**Challenge:** Identify and copy all lines of the material where the string "thắc" is found.

**Dataset extract:**
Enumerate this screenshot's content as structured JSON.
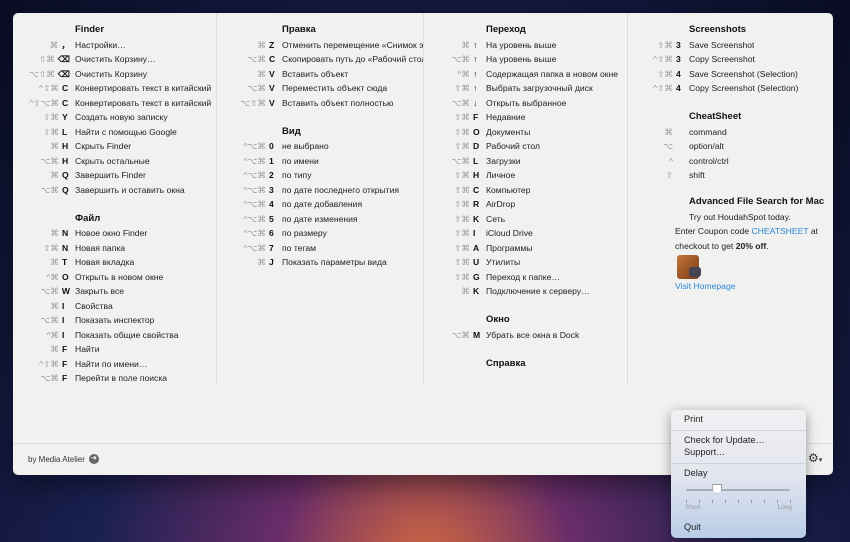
{
  "columns": [
    [
      {
        "title": "Finder",
        "rows": [
          [
            "⌘",
            "，",
            "Настройки…"
          ],
          [
            "⇧⌘",
            "⌫",
            "Очистить Корзину…"
          ],
          [
            "⌥⇧⌘",
            "⌫",
            "Очистить Корзину"
          ],
          [
            "^⇧⌘",
            "C",
            "Конвертировать текст в китайский"
          ],
          [
            "^⇧⌥⌘",
            "C",
            "Конвертировать текст в китайский"
          ],
          [
            "⇧⌘",
            "Y",
            "Создать новую записку"
          ],
          [
            "⇧⌘",
            "L",
            "Найти с помощью Google"
          ],
          [
            "⌘",
            "H",
            "Скрыть Finder"
          ],
          [
            "⌥⌘",
            "H",
            "Скрыть остальные"
          ],
          [
            "⌘",
            "Q",
            "Завершить Finder"
          ],
          [
            "⌥⌘",
            "Q",
            "Завершить и оставить окна"
          ]
        ]
      },
      {
        "title": "Файл",
        "rows": [
          [
            "⌘",
            "N",
            "Новое окно Finder"
          ],
          [
            "⇧⌘",
            "N",
            "Новая папка"
          ],
          [
            "⌘",
            "T",
            "Новая вкладка"
          ],
          [
            "^⌘",
            "O",
            "Открыть в новом окне"
          ],
          [
            "⌥⌘",
            "W",
            "Закрыть все"
          ],
          [
            "⌘",
            "I",
            "Свойства"
          ],
          [
            "⌥⌘",
            "I",
            "Показать инспектор"
          ],
          [
            "^⌘",
            "I",
            "Показать общие свойства"
          ],
          [
            "⌘",
            "F",
            "Найти"
          ],
          [
            "^⇧⌘",
            "F",
            "Найти по имени…"
          ],
          [
            "⌥⌘",
            "F",
            "Перейти в поле поиска"
          ]
        ]
      }
    ],
    [
      {
        "title": "Правка",
        "rows": [
          [
            "⌘",
            "Z",
            "Отменить перемещение «Снимок экрана»"
          ],
          [
            "⌥⌘",
            "C",
            "Скопировать путь до «Рабочий стол»"
          ],
          [
            "⌘",
            "V",
            "Вставить объект"
          ],
          [
            "⌥⌘",
            "V",
            "Переместить объект сюда"
          ],
          [
            "⌥⇧⌘",
            "V",
            "Вставить объект полностью"
          ]
        ]
      },
      {
        "title": "Вид",
        "rows": [
          [
            "^⌥⌘",
            "0",
            "не выбрано"
          ],
          [
            "^⌥⌘",
            "1",
            "по имени"
          ],
          [
            "^⌥⌘",
            "2",
            "по типу"
          ],
          [
            "^⌥⌘",
            "3",
            "по дате последнего открытия"
          ],
          [
            "^⌥⌘",
            "4",
            "по дате добавления"
          ],
          [
            "^⌥⌘",
            "5",
            "по дате изменения"
          ],
          [
            "^⌥⌘",
            "6",
            "по размеру"
          ],
          [
            "^⌥⌘",
            "7",
            "по тегам"
          ],
          [
            "⌘",
            "J",
            "Показать параметры вида"
          ]
        ]
      }
    ],
    [
      {
        "title": "Переход",
        "rows": [
          [
            "⌘",
            "↑",
            "На уровень выше"
          ],
          [
            "⌥⌘",
            "↑",
            "На уровень выше"
          ],
          [
            "^⌘",
            "↑",
            "Содержащая папка в новом окне"
          ],
          [
            "⇧⌘",
            "↑",
            "Выбрать загрузочный диск"
          ],
          [
            "⌥⌘",
            "↓",
            "Открыть выбранное"
          ],
          [
            "⇧⌘",
            "F",
            "Недавние"
          ],
          [
            "⇧⌘",
            "O",
            "Документы"
          ],
          [
            "⇧⌘",
            "D",
            "Рабочий стол"
          ],
          [
            "⌥⌘",
            "L",
            "Загрузки"
          ],
          [
            "⇧⌘",
            "H",
            "Личное"
          ],
          [
            "⇧⌘",
            "C",
            "Компьютер"
          ],
          [
            "⇧⌘",
            "R",
            "AirDrop"
          ],
          [
            "⇧⌘",
            "K",
            "Сеть"
          ],
          [
            "⇧⌘",
            "I",
            "iCloud Drive"
          ],
          [
            "⇧⌘",
            "A",
            "Программы"
          ],
          [
            "⇧⌘",
            "U",
            "Утилиты"
          ],
          [
            "⇧⌘",
            "G",
            "Переход к папке…"
          ],
          [
            "⌘",
            "K",
            "Подключение к серверу…"
          ]
        ]
      },
      {
        "title": "Окно",
        "rows": [
          [
            "⌥⌘",
            "M",
            "Убрать все окна в Dock"
          ]
        ]
      },
      {
        "title": "Справка",
        "rows": []
      }
    ],
    [
      {
        "title": "Screenshots",
        "rows": [
          [
            "⇧⌘",
            "3",
            "Save Screenshot"
          ],
          [
            "^⇧⌘",
            "3",
            "Copy Screenshot"
          ],
          [
            "⇧⌘",
            "4",
            "Save Screenshot (Selection)"
          ],
          [
            "^⇧⌘",
            "4",
            "Copy Screenshot (Selection)"
          ]
        ]
      },
      {
        "title": "CheatSheet",
        "rows": [
          [
            "⌘",
            "",
            "command"
          ],
          [
            "⌥",
            "",
            "option/alt"
          ],
          [
            "^",
            "",
            "control/ctrl"
          ],
          [
            "⇧",
            "",
            "shift"
          ]
        ]
      }
    ]
  ],
  "ad": {
    "title": "Advanced File Search for Mac",
    "line1": "Try out HoudahSpot today.",
    "line2a": "Enter Coupon code ",
    "coupon": "CHEATSHEET",
    "line2b": " at",
    "line3a": "checkout to get ",
    "discount": "20% off",
    "line3b": ".",
    "link": "Visit Homepage"
  },
  "footer": {
    "by": "by Media Atelier"
  },
  "menu": {
    "print": "Print",
    "update": "Check for Update…",
    "support": "Support…",
    "delay": "Delay",
    "short": "Short",
    "long": "Long",
    "quit": "Quit",
    "delay_value": 0.3,
    "ticks": 9
  }
}
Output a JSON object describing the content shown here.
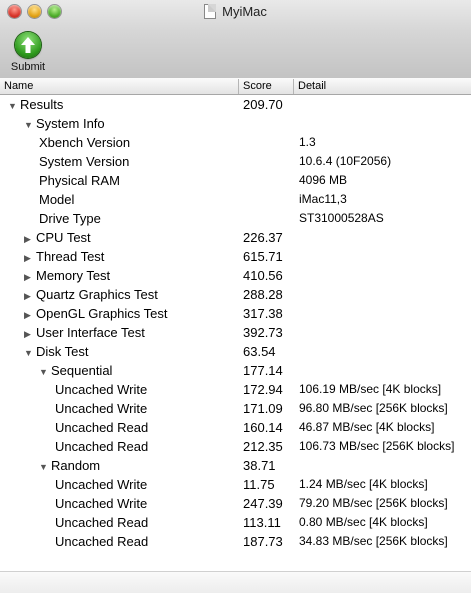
{
  "window": {
    "title": "MyiMac"
  },
  "toolbar": {
    "submit_label": "Submit"
  },
  "columns": {
    "name": "Name",
    "score": "Score",
    "detail": "Detail"
  },
  "rows": [
    {
      "label": "Results",
      "score": "209.70",
      "detail": "",
      "toggle": "open"
    },
    {
      "label": "System Info",
      "score": "",
      "detail": "",
      "toggle": "open"
    },
    {
      "label": "Xbench Version",
      "score": "",
      "detail": "1.3",
      "toggle": ""
    },
    {
      "label": "System Version",
      "score": "",
      "detail": "10.6.4 (10F2056)",
      "toggle": ""
    },
    {
      "label": "Physical RAM",
      "score": "",
      "detail": "4096 MB",
      "toggle": ""
    },
    {
      "label": "Model",
      "score": "",
      "detail": "iMac11,3",
      "toggle": ""
    },
    {
      "label": "Drive Type",
      "score": "",
      "detail": "ST31000528AS",
      "toggle": ""
    },
    {
      "label": "CPU Test",
      "score": "226.37",
      "detail": "",
      "toggle": "closed"
    },
    {
      "label": "Thread Test",
      "score": "615.71",
      "detail": "",
      "toggle": "closed"
    },
    {
      "label": "Memory Test",
      "score": "410.56",
      "detail": "",
      "toggle": "closed"
    },
    {
      "label": "Quartz Graphics Test",
      "score": "288.28",
      "detail": "",
      "toggle": "closed"
    },
    {
      "label": "OpenGL Graphics Test",
      "score": "317.38",
      "detail": "",
      "toggle": "closed"
    },
    {
      "label": "User Interface Test",
      "score": "392.73",
      "detail": "",
      "toggle": "closed"
    },
    {
      "label": "Disk Test",
      "score": "63.54",
      "detail": "",
      "toggle": "open"
    },
    {
      "label": "Sequential",
      "score": "177.14",
      "detail": "",
      "toggle": "open"
    },
    {
      "label": "Uncached Write",
      "score": "172.94",
      "detail": "106.19 MB/sec [4K blocks]",
      "toggle": ""
    },
    {
      "label": "Uncached Write",
      "score": "171.09",
      "detail": "96.80 MB/sec [256K blocks]",
      "toggle": ""
    },
    {
      "label": "Uncached Read",
      "score": "160.14",
      "detail": "46.87 MB/sec [4K blocks]",
      "toggle": ""
    },
    {
      "label": "Uncached Read",
      "score": "212.35",
      "detail": "106.73 MB/sec [256K blocks]",
      "toggle": ""
    },
    {
      "label": "Random",
      "score": "38.71",
      "detail": "",
      "toggle": "open"
    },
    {
      "label": "Uncached Write",
      "score": "11.75",
      "detail": "1.24 MB/sec [4K blocks]",
      "toggle": ""
    },
    {
      "label": "Uncached Write",
      "score": "247.39",
      "detail": "79.20 MB/sec [256K blocks]",
      "toggle": ""
    },
    {
      "label": "Uncached Read",
      "score": "113.11",
      "detail": "0.80 MB/sec [4K blocks]",
      "toggle": ""
    },
    {
      "label": "Uncached Read",
      "score": "187.73",
      "detail": "34.83 MB/sec [256K blocks]",
      "toggle": ""
    }
  ]
}
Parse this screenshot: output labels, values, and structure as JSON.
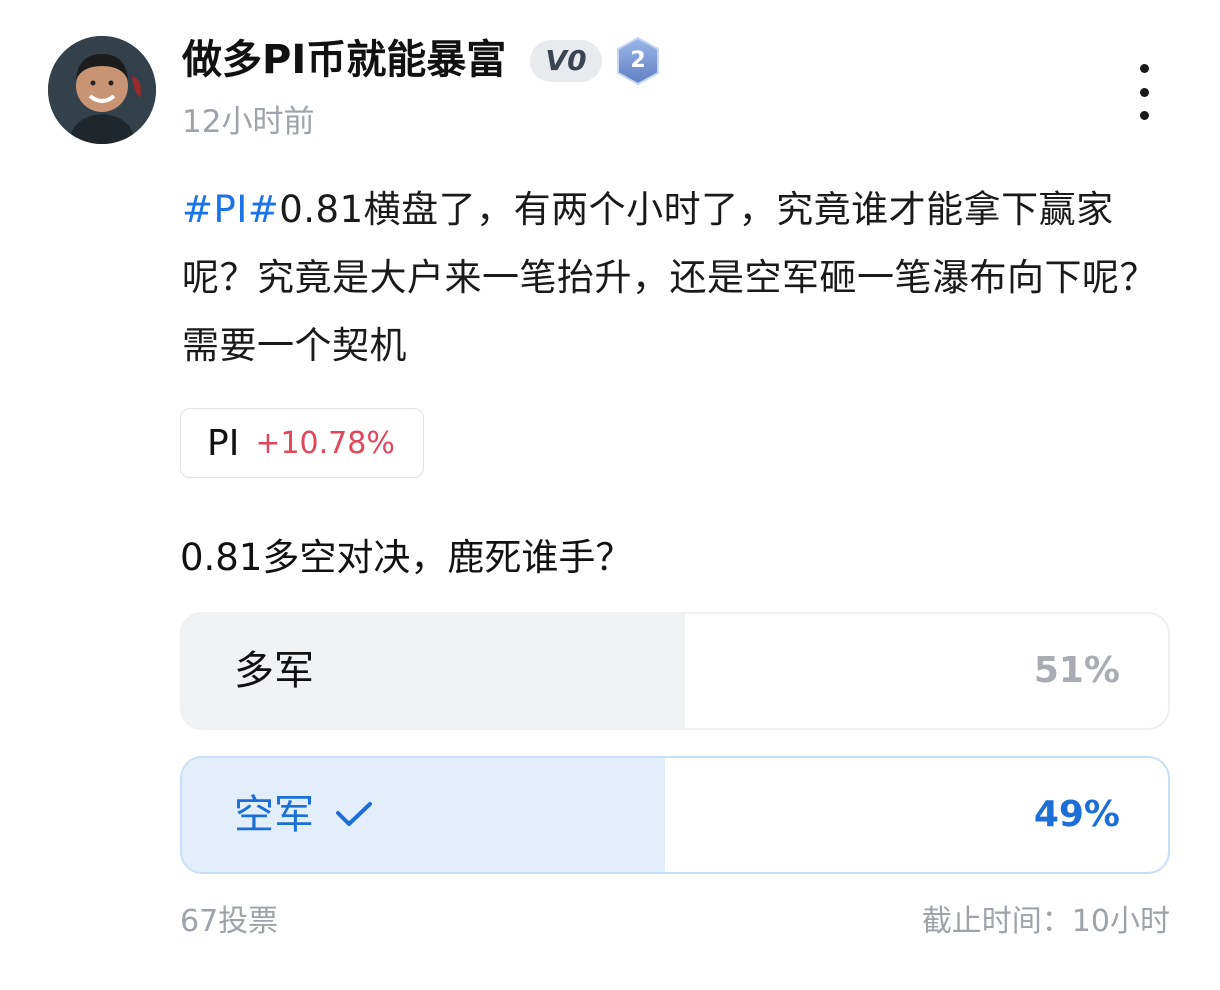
{
  "author": {
    "name": "做多PI币就能暴富",
    "vip_badge": "V0",
    "level": "2",
    "time": "12小时前"
  },
  "post": {
    "hashtag": "#PI#",
    "text": "0.81横盘了，有两个小时了，究竟谁才能拿下赢家呢？究竟是大户来一笔抬升，还是空军砸一笔瀑布向下呢？需要一个契机"
  },
  "coin": {
    "symbol": "PI",
    "change": "+10.78%",
    "change_color": "#e0475a"
  },
  "poll": {
    "question": "0.81多空对决，鹿死谁手？",
    "options": [
      {
        "label": "多军",
        "percent_text": "51%",
        "percent": 51,
        "selected": false
      },
      {
        "label": "空军",
        "percent_text": "49%",
        "percent": 49,
        "selected": true
      }
    ],
    "votes": "67投票",
    "deadline": "截止时间：10小时"
  },
  "colors": {
    "accent": "#1b6fd6",
    "hashtag": "#1a73e8"
  },
  "icons": [
    "more-vertical-icon",
    "check-icon",
    "level-badge-icon"
  ]
}
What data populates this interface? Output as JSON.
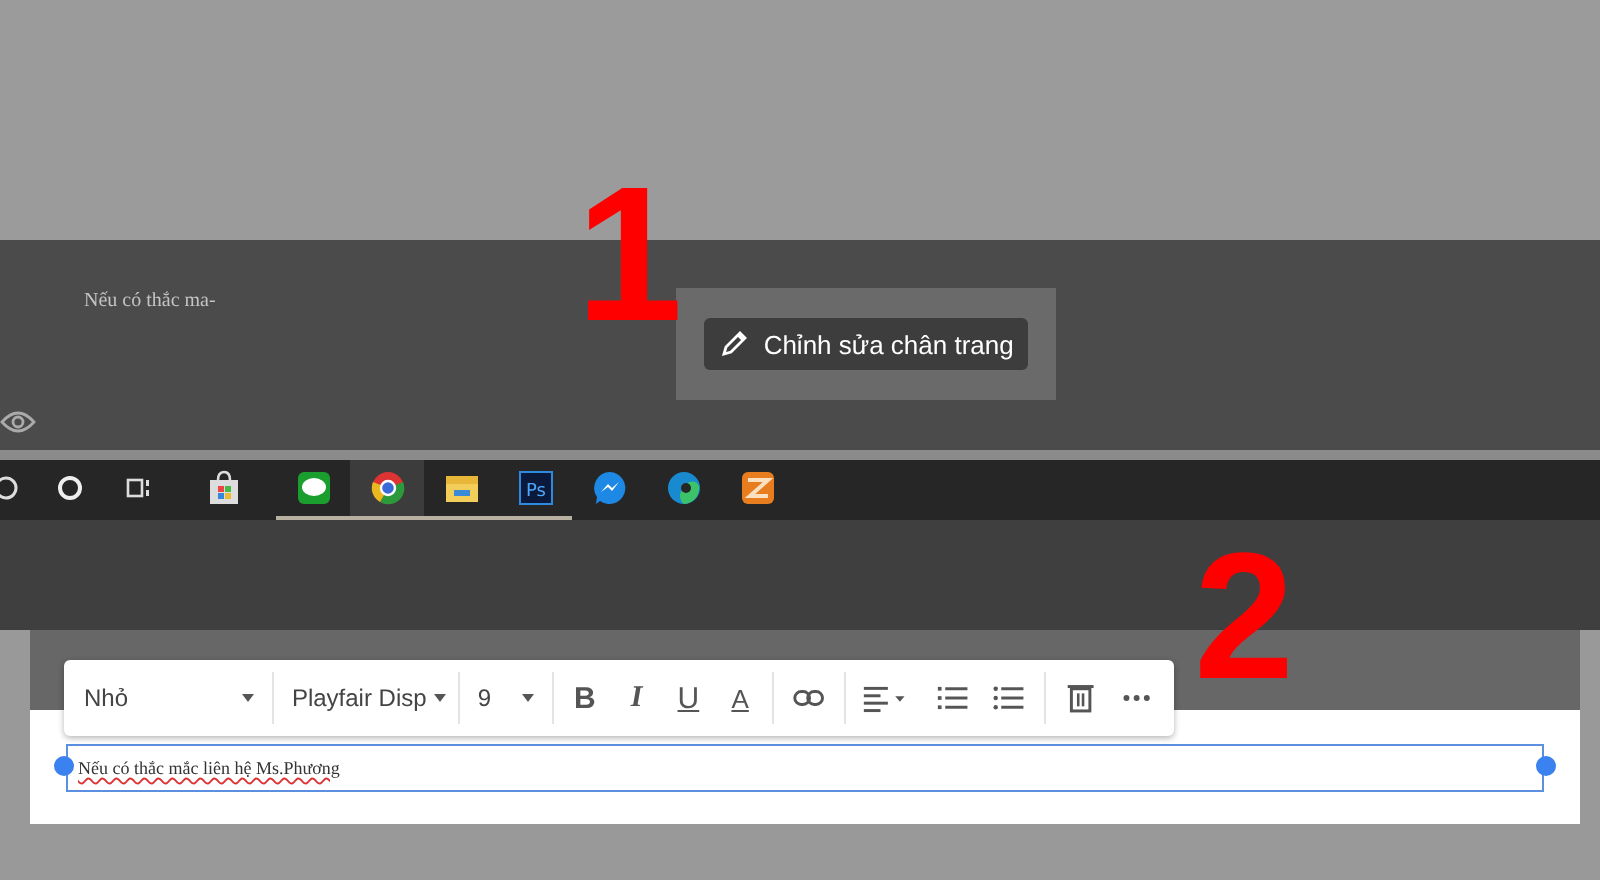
{
  "annotations": [
    "1",
    "2"
  ],
  "footer_preview": {
    "text": "Nếu có thắc ma-",
    "edit_button": "Chỉnh sửa chân trang"
  },
  "taskbar": [
    {
      "kind": "search",
      "running": false,
      "selected": false
    },
    {
      "kind": "cortana",
      "running": false,
      "selected": false
    },
    {
      "kind": "taskview",
      "running": false,
      "selected": false
    },
    {
      "kind": "store",
      "running": false,
      "selected": false
    },
    {
      "kind": "line",
      "running": true,
      "selected": false
    },
    {
      "kind": "chrome",
      "running": true,
      "selected": true
    },
    {
      "kind": "files",
      "running": true,
      "selected": false
    },
    {
      "kind": "photoshop",
      "label": "Ps",
      "running": true,
      "selected": false
    },
    {
      "kind": "messenger",
      "running": false,
      "selected": false
    },
    {
      "kind": "edge",
      "running": false,
      "selected": false
    },
    {
      "kind": "app",
      "running": false,
      "selected": false
    }
  ],
  "toolbar": {
    "style": "Nhỏ",
    "font": "Playfair Disp",
    "size": "9",
    "bold": "B",
    "italic": "I",
    "underline": "U",
    "text_color": "A"
  },
  "footer_field": {
    "value": "Nếu có thắc mắc liên hệ Ms.Phương"
  }
}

**Task result:**
    "text": "Nếu có thắc ma-",
    "value": "Nếu có thắc mắc liên hệ Ms.Phương"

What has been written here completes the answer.